* **Data entries**
———

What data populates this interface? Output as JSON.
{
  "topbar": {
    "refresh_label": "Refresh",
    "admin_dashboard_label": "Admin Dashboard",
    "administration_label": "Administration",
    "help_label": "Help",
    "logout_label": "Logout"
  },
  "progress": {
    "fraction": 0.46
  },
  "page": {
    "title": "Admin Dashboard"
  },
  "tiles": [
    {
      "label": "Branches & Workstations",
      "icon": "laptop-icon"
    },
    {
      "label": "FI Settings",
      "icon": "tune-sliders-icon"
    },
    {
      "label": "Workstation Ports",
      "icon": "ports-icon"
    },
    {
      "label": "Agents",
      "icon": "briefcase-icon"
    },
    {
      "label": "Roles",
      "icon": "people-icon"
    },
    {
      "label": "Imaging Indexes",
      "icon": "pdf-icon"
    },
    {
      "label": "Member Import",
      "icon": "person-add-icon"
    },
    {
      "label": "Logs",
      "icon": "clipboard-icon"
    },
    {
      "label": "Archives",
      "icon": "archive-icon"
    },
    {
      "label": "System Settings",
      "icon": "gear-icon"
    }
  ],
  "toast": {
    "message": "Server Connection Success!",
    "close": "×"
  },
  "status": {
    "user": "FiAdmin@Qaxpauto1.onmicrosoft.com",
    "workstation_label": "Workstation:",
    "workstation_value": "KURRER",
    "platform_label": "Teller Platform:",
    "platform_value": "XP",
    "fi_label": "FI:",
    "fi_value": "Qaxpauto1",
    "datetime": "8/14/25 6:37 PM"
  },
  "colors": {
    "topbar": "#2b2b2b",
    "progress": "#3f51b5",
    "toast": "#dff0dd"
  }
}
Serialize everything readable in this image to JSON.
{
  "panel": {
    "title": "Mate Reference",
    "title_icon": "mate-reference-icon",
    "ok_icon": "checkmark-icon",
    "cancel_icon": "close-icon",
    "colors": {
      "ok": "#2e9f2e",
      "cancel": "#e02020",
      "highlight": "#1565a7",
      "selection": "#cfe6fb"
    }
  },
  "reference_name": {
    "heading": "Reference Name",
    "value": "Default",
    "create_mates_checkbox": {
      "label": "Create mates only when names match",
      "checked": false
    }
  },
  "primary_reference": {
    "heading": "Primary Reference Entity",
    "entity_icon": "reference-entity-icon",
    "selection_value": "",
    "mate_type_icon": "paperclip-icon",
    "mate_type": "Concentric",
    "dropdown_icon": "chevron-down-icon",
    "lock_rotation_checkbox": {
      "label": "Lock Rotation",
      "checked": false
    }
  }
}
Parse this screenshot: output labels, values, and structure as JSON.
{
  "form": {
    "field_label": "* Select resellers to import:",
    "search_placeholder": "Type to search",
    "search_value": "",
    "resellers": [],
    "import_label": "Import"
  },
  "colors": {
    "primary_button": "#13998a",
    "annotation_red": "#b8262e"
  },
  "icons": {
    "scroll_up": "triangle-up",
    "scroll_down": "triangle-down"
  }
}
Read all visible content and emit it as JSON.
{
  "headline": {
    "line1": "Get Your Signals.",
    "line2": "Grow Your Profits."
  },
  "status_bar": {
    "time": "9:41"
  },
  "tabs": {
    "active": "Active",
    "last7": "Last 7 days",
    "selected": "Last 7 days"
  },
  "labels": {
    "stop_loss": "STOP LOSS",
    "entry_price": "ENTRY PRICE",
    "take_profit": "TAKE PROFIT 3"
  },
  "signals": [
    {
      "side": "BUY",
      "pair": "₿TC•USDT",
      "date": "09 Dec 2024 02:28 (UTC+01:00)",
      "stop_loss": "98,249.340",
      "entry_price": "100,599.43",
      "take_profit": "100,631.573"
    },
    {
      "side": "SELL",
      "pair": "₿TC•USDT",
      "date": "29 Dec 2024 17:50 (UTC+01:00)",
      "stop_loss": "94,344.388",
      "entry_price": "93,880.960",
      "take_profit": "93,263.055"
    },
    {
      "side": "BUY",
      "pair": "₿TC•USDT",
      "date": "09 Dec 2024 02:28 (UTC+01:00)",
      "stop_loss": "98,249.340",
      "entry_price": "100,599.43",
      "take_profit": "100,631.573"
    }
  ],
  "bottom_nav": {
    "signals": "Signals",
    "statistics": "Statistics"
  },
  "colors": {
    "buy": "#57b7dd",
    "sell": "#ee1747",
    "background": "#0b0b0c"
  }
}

———

* **EXERCISE BRIEF**
Extract the closing run of lines, starting with the one containing "Read all visible content and emit it as JSON." and ending at the last, exactly as written.

* **CORRECT OUTPUT**
Read all visible content and emit it as JSON.
{
  "headline": {
    "line1": "Get Your Signals.",
    "line2": "Grow Your Profits."
  },
  "status_bar": {
    "time": "9:41"
  },
  "tabs": {
    "active": "Active",
    "last7": "Last 7 days",
    "selected": "Last 7 days"
  },
  "labels": {
    "stop_loss": "STOP LOSS",
    "entry_price": "ENTRY PRICE",
    "take_profit": "TAKE PROFIT 3"
  },
  "signals": [
    {
      "side": "BUY",
      "pair": "₿TC•USDT",
      "date": "09 Dec 2024 02:28 (UTC+01:00)",
      "stop_loss": "98,249.340",
      "entry_price": "100,599.43",
      "take_profit": "100,631.573"
    },
    {
      "side": "SELL",
      "pair": "₿TC•USDT",
      "date": "29 Dec 2024 17:50 (UTC+01:00)",
      "stop_loss": "94,344.388",
      "entry_price": "93,880.960",
      "take_profit": "93,263.055"
    },
    {
      "side": "BUY",
      "pair": "₿TC•USDT",
      "date": "09 Dec 2024 02:28 (UTC+01:00)",
      "stop_loss": "98,249.340",
      "entry_price": "100,599.43",
      "take_profit": "100,631.573"
    }
  ],
  "bottom_nav": {
    "signals": "Signals",
    "statistics": "Statistics"
  },
  "colors": {
    "buy": "#57b7dd",
    "sell": "#ee1747",
    "background": "#0b0b0c"
  }
}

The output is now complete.